Saved data entries:
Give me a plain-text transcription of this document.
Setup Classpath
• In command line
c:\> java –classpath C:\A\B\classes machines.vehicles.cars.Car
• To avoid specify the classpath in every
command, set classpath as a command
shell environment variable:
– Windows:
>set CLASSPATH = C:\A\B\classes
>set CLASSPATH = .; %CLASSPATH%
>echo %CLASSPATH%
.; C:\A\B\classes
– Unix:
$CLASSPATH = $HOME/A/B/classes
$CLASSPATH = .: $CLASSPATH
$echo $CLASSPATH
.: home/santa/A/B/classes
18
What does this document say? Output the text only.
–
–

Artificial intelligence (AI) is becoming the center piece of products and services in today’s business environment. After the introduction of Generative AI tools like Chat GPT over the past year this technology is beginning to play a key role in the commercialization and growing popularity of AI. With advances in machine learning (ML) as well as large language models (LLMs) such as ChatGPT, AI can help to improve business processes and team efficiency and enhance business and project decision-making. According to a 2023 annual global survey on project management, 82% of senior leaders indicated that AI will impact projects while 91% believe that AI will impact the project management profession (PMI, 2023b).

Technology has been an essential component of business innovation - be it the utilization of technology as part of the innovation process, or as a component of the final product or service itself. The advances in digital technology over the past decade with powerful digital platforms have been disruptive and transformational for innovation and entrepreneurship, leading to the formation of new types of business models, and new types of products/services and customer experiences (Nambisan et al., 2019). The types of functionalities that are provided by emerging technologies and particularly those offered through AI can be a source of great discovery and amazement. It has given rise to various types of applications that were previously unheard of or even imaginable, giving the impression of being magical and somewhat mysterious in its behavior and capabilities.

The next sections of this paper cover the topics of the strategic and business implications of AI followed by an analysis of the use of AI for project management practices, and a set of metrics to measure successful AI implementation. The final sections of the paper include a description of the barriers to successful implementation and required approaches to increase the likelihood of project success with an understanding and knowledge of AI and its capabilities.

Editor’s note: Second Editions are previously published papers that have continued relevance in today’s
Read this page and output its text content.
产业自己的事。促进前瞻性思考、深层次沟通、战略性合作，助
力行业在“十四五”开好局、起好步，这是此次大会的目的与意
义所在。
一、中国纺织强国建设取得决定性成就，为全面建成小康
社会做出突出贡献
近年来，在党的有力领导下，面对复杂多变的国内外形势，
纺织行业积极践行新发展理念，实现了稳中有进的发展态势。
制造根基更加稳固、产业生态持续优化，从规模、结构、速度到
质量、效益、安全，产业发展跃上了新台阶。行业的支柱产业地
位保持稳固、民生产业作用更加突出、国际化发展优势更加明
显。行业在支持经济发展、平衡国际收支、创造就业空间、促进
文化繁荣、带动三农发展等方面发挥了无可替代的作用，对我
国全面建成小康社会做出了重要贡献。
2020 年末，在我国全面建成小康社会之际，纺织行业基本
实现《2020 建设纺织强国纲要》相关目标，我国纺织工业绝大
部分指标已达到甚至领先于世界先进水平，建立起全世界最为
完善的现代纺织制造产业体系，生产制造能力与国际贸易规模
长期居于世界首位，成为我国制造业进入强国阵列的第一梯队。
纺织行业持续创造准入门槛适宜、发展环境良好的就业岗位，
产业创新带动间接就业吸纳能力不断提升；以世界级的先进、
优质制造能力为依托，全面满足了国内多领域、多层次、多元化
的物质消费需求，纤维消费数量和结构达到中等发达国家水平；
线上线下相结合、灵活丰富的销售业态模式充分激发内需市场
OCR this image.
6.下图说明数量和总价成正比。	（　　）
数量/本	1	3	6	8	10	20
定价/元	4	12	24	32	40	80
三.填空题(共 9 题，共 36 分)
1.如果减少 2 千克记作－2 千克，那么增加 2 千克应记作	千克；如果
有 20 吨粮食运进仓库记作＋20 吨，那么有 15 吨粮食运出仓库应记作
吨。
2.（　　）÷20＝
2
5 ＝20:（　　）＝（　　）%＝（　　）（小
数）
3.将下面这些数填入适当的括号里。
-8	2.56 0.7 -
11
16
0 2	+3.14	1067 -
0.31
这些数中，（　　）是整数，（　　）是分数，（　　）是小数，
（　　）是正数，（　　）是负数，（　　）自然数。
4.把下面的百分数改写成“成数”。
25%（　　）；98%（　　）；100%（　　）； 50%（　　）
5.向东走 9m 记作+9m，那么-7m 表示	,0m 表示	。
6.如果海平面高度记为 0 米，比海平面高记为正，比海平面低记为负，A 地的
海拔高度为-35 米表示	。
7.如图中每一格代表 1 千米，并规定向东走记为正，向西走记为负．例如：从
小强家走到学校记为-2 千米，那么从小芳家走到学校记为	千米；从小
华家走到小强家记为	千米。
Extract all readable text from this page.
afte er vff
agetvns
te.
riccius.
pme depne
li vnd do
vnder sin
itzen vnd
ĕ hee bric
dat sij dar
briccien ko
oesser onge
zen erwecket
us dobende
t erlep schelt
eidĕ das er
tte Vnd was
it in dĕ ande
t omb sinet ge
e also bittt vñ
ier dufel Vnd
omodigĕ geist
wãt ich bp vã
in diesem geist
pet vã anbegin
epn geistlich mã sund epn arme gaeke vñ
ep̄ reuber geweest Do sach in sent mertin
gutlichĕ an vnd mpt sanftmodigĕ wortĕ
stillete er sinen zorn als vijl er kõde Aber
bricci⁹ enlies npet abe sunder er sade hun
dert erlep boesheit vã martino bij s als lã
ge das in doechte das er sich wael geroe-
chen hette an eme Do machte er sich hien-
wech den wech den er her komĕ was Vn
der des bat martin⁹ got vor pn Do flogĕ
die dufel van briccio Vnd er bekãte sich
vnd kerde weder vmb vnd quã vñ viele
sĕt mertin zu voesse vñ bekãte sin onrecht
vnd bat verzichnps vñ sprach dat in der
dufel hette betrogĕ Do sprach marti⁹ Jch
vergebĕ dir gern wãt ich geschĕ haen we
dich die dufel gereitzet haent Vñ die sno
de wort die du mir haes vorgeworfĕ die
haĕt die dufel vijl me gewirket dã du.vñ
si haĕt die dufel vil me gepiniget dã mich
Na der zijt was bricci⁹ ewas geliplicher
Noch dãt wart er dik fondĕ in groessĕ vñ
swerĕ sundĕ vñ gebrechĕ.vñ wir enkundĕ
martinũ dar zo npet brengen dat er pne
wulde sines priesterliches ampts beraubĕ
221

** DIRECTIVE **
Repeat the listing exactly, from its first line to its last.

** ANSWER IN FULL **
Give me a plain-text transcription of this document.
Setup Classpath
• In command line
c:\> java –classpath C:\A\B\classes machines.vehicles.cars.Car
• To avoid specify the classpath in every
command, set classpath as a command
shell environment variable:
– Windows:
>set CLASSPATH = C:\A\B\classes
>set CLASSPATH = .; %CLASSPATH%
>echo %CLASSPATH%
.; C:\A\B\classes
– Unix:
$CLASSPATH = $HOME/A/B/classes
$CLASSPATH = .: $CLASSPATH
$echo $CLASSPATH
.: home/santa/A/B/classes
18
What does this document say? Output the text only.
–
–

Artificial intelligence (AI) is becoming the center piece of products and services in today’s business environment. After the introduction of Generative AI tools like Chat GPT over the past year this technology is beginning to play a key role in the commercialization and growing popularity of AI. With advances in machine learning (ML) as well as large language models (LLMs) such as ChatGPT, AI can help to improve business processes and team efficiency and enhance business and project decision-making. According to a 2023 annual global survey on project management, 82% of senior leaders indicated that AI will impact projects while 91% believe that AI will impact the project management profession (PMI, 2023b).

Technology has been an essential component of business innovation - be it the utilization of technology as part of the innovation process, or as a component of the final product or service itself. The advances in digital technology over the past decade with powerful digital platforms have been disruptive and transformational for innovation and entrepreneurship, leading to the formation of new types of business models, and new types of products/services and customer experiences (Nambisan et al., 2019). The types of functionalities that are provided by emerging technologies and particularly those offered through AI can be a source of great discovery and amazement. It has given rise to various types of applications that were previously unheard of or even imaginable, giving the impression of being magical and somewhat mysterious in its behavior and capabilities.

The next sections of this paper cover the topics of the strategic and business implications of AI followed by an analysis of the use of AI for project management practices, and a set of metrics to measure successful AI implementation. The final sections of the paper include a description of the barriers to successful implementation and required approaches to increase the likelihood of project success with an understanding and knowledge of AI and its capabilities.

Editor’s note: Second Editions are previously published papers that have continued relevance in today’s
Read this page and output its text content.
产业自己的事。促进前瞻性思考、深层次沟通、战略性合作，助
力行业在“十四五”开好局、起好步，这是此次大会的目的与意
义所在。
一、中国纺织强国建设取得决定性成就，为全面建成小康
社会做出突出贡献
近年来，在党的有力领导下，面对复杂多变的国内外形势，
纺织行业积极践行新发展理念，实现了稳中有进的发展态势。
制造根基更加稳固、产业生态持续优化，从规模、结构、速度到
质量、效益、安全，产业发展跃上了新台阶。行业的支柱产业地
位保持稳固、民生产业作用更加突出、国际化发展优势更加明
显。行业在支持经济发展、平衡国际收支、创造就业空间、促进
文化繁荣、带动三农发展等方面发挥了无可替代的作用，对我
国全面建成小康社会做出了重要贡献。
2020 年末，在我国全面建成小康社会之际，纺织行业基本
实现《2020 建设纺织强国纲要》相关目标，我国纺织工业绝大
部分指标已达到甚至领先于世界先进水平，建立起全世界最为
完善的现代纺织制造产业体系，生产制造能力与国际贸易规模
长期居于世界首位，成为我国制造业进入强国阵列的第一梯队。
纺织行业持续创造准入门槛适宜、发展环境良好的就业岗位，
产业创新带动间接就业吸纳能力不断提升；以世界级的先进、
优质制造能力为依托，全面满足了国内多领域、多层次、多元化
的物质消费需求，纤维消费数量和结构达到中等发达国家水平；
线上线下相结合、灵活丰富的销售业态模式充分激发内需市场
OCR this image.
6.下图说明数量和总价成正比。	（　　）
数量/本	1	3	6	8	10	20
定价/元	4	12	24	32	40	80
三.填空题(共 9 题，共 36 分)
1.如果减少 2 千克记作－2 千克，那么增加 2 千克应记作	千克；如果
有 20 吨粮食运进仓库记作＋20 吨，那么有 15 吨粮食运出仓库应记作
吨。
2.（　　）÷20＝
2
5 ＝20:（　　）＝（　　）%＝（　　）（小
数）
3.将下面这些数填入适当的括号里。
-8	2.56 0.7 -
11
16
0 2	+3.14	1067 -
0.31
这些数中，（　　）是整数，（　　）是分数，（　　）是小数，
（　　）是正数，（　　）是负数，（　　）自然数。
4.把下面的百分数改写成“成数”。
25%（　　）；98%（　　）；100%（　　）； 50%（　　）
5.向东走 9m 记作+9m，那么-7m 表示	,0m 表示	。
6.如果海平面高度记为 0 米，比海平面高记为正，比海平面低记为负，A 地的
海拔高度为-35 米表示	。
7.如图中每一格代表 1 千米，并规定向东走记为正，向西走记为负．例如：从
小强家走到学校记为-2 千米，那么从小芳家走到学校记为	千米；从小
华家走到小强家记为	千米。
Extract all readable text from this page.
afte er vff
agetvns
te.
riccius.
pme depne
li vnd do
vnder sin
itzen vnd
ĕ hee bric
dat sij dar
briccien ko
oesser onge
zen erwecket
us dobende
t erlep schelt
eidĕ das er
tte Vnd was
it in dĕ ande
t omb sinet ge
e also bittt vñ
ier dufel Vnd
omodigĕ geist
wãt ich bp vã
in diesem geist
pet vã anbegin
epn geistlich mã sund epn arme gaeke vñ
ep̄ reuber geweest Do sach in sent mertin
gutlichĕ an vnd mpt sanftmodigĕ wortĕ
stillete er sinen zorn als vijl er kõde Aber
bricci⁹ enlies npet abe sunder er sade hun
dert erlep boesheit vã martino bij s als lã
ge das in doechte das er sich wael geroe-
chen hette an eme Do machte er sich hien-
wech den wech den er her komĕ was Vn
der des bat martin⁹ got vor pn Do flogĕ
die dufel van briccio Vnd er bekãte sich
vnd kerde weder vmb vnd quã vñ viele
sĕt mertin zu voesse vñ bekãte sin onrecht
vnd bat verzichnps vñ sprach dat in der
dufel hette betrogĕ Do sprach marti⁹ Jch
vergebĕ dir gern wãt ich geschĕ haen we
dich die dufel gereitzet haent Vñ die sno
de wort die du mir haes vorgeworfĕ die
haĕt die dufel vijl me gewirket dã du.vñ
si haĕt die dufel vil me gepiniget dã mich
Na der zijt was bricci⁹ ewas geliplicher
Noch dãt wart er dik fondĕ in groessĕ vñ
swerĕ sundĕ vñ gebrechĕ.vñ wir enkundĕ
martinũ dar zo npet brengen dat er pne
wulde sines priesterliches ampts beraubĕ
221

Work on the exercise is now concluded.